Look through the material below. Copy every line with the string "Time" in it.

▶ **Task input**
--------------------------------

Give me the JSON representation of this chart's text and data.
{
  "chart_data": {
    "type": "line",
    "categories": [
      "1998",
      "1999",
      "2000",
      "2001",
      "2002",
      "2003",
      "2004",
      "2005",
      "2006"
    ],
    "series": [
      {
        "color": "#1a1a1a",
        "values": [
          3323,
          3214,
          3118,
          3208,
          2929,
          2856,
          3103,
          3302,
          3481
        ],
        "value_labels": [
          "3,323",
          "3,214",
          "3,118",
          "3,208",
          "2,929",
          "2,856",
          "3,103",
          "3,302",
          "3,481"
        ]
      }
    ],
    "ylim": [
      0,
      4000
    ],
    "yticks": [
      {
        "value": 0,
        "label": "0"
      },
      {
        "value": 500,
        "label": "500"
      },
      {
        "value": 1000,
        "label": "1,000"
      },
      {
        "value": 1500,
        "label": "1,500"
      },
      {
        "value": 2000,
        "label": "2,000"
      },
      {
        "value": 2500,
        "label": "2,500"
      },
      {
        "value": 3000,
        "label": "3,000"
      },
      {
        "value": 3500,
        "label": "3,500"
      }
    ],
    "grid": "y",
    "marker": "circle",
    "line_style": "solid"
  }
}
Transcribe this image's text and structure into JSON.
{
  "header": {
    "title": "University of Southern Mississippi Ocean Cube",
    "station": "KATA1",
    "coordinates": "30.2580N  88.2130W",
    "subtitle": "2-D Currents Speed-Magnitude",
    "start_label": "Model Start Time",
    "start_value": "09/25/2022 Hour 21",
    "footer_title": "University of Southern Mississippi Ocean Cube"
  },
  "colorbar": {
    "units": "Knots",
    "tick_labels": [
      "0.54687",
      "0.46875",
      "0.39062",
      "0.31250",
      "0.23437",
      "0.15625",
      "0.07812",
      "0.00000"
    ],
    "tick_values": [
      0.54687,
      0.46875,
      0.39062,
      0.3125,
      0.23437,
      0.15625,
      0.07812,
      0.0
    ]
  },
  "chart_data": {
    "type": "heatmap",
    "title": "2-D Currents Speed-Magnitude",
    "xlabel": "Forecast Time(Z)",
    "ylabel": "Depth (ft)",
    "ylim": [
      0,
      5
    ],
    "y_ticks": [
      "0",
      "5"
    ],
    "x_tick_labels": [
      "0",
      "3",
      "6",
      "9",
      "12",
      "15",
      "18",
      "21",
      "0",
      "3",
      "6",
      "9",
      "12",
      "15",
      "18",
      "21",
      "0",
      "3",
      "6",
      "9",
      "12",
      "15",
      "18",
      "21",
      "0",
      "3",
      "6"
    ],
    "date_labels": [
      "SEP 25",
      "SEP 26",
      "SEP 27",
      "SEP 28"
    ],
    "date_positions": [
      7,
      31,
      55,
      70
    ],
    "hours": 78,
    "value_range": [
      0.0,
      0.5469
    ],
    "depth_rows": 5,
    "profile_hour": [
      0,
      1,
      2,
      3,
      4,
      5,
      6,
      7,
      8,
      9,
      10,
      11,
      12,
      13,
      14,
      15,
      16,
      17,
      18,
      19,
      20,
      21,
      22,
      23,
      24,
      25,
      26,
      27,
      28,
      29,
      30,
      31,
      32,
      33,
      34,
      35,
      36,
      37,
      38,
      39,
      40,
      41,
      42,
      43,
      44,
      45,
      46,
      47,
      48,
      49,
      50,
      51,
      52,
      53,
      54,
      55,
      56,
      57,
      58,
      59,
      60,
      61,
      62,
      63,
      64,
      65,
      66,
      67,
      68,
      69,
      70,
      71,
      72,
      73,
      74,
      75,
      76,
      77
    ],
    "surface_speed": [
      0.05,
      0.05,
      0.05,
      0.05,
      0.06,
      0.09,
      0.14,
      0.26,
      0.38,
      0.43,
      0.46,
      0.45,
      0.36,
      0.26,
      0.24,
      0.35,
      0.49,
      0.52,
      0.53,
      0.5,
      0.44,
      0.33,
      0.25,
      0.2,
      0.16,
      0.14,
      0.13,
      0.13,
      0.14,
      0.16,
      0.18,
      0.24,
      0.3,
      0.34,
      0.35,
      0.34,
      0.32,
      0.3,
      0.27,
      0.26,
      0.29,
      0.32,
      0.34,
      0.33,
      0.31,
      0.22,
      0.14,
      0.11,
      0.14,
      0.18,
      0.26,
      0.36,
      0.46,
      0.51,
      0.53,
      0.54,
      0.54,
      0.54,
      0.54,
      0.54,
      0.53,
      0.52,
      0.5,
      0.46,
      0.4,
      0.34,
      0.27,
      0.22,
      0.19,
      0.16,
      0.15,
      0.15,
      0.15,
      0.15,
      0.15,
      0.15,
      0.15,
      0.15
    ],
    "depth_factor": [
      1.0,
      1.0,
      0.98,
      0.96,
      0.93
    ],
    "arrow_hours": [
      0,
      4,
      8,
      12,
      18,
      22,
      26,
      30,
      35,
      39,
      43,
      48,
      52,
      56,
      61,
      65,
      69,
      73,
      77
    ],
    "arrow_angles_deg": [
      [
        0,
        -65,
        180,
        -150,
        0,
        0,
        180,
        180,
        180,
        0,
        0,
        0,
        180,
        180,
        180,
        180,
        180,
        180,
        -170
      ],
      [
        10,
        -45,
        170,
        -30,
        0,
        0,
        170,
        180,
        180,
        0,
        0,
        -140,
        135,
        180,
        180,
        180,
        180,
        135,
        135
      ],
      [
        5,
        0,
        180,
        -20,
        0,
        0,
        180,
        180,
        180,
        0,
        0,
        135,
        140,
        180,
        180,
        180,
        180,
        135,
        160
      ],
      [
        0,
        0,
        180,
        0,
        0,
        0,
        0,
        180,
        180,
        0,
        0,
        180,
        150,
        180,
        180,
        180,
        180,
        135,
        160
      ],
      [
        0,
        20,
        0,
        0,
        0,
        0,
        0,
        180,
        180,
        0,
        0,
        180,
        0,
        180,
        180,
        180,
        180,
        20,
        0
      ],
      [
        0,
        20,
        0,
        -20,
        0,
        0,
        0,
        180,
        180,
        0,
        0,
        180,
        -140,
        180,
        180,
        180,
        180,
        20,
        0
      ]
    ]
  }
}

--------------------------------

▶ **Correct result**
    "start_label": "Model Start Time",
    "xlabel": "Forecast Time(Z)",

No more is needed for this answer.